Instructions to follow:
Give the number of lines that contain the string "bjtu", and nothing else.

Dataset excerpts:
______________________________

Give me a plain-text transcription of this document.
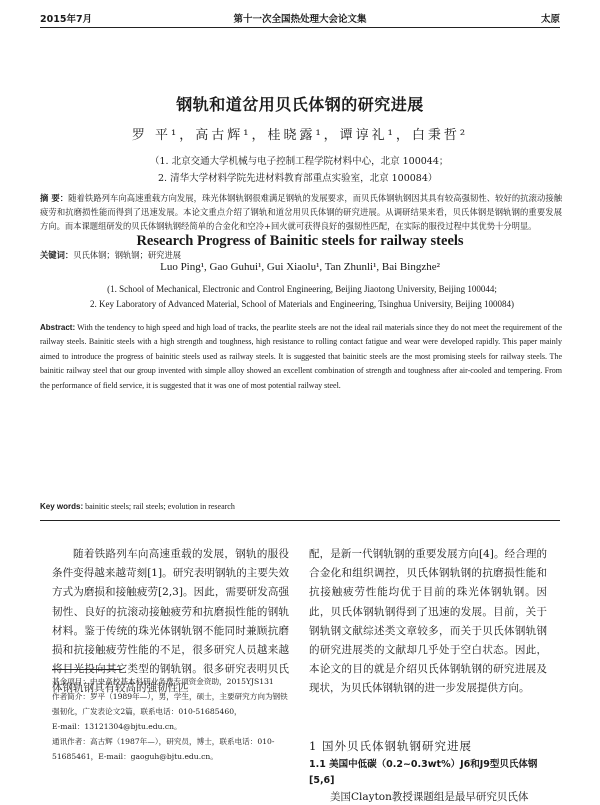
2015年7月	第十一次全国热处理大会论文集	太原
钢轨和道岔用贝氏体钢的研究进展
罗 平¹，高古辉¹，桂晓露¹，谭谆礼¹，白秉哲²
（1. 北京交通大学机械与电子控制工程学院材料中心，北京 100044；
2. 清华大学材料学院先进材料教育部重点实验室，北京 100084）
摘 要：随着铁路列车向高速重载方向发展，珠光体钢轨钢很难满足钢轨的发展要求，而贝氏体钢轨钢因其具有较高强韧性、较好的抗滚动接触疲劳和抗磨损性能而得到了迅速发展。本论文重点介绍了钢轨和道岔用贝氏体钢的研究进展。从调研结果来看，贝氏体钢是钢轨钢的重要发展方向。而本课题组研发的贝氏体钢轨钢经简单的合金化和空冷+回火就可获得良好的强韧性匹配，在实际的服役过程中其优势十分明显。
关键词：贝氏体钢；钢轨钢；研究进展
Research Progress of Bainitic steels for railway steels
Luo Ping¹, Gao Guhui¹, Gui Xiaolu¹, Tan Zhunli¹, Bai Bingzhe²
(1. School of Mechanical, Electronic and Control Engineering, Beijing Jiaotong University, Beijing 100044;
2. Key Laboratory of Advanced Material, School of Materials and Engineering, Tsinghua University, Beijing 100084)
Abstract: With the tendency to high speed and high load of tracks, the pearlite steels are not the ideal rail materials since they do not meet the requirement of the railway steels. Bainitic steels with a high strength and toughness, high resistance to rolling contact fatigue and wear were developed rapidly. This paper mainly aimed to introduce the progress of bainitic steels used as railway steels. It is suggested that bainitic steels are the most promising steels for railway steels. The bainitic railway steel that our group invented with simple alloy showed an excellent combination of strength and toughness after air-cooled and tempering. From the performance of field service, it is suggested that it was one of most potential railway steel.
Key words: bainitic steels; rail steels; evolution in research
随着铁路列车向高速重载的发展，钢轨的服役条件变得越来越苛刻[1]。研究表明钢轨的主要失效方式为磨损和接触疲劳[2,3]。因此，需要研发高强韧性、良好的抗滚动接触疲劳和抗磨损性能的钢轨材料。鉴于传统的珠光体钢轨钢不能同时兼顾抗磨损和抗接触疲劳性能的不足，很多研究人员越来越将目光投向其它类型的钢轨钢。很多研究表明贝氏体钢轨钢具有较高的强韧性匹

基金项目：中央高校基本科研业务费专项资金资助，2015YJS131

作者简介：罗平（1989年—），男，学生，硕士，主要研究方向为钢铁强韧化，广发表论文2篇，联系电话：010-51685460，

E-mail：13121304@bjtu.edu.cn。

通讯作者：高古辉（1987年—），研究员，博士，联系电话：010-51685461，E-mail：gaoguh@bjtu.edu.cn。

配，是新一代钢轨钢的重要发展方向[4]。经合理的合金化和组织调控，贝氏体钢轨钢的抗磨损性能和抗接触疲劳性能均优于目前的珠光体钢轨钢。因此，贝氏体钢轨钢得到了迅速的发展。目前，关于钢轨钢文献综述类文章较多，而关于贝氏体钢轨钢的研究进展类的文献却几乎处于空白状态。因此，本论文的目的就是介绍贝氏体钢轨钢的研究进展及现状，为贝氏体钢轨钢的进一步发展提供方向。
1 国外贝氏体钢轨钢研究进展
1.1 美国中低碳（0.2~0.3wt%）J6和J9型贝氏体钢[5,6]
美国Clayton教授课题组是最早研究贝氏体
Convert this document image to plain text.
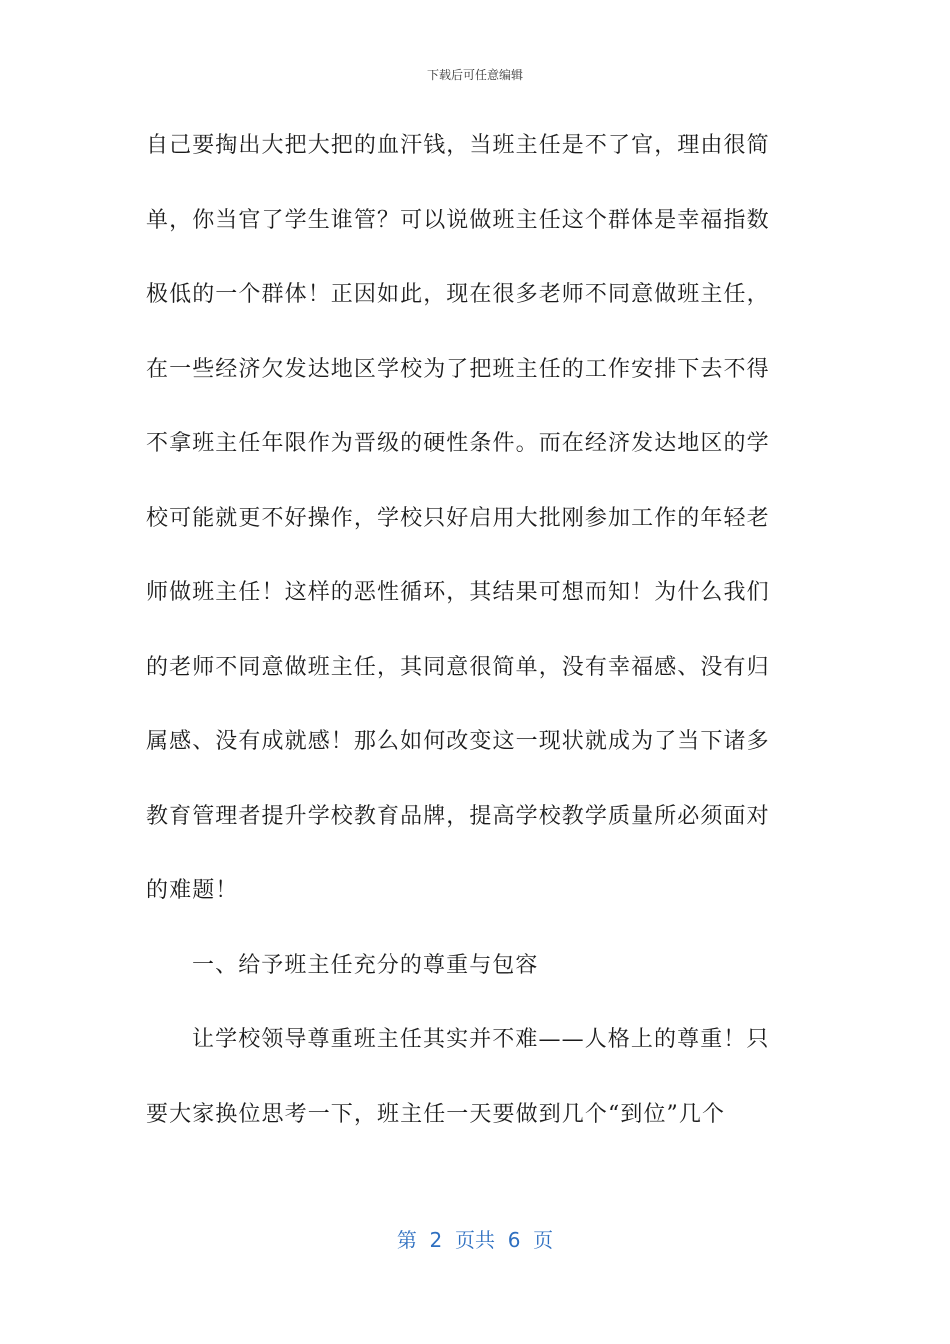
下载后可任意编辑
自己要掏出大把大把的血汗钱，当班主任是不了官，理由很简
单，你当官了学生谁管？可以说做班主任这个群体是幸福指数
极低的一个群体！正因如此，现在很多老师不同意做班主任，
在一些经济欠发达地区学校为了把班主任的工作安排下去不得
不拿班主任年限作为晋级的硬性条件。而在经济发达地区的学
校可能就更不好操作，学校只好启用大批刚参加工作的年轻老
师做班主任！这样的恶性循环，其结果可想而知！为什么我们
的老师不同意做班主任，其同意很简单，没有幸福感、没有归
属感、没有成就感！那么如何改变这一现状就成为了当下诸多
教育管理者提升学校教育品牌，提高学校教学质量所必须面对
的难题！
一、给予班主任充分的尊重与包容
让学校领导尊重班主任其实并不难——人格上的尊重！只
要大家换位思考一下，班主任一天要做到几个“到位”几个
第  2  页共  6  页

______________________________

Exercise output:
2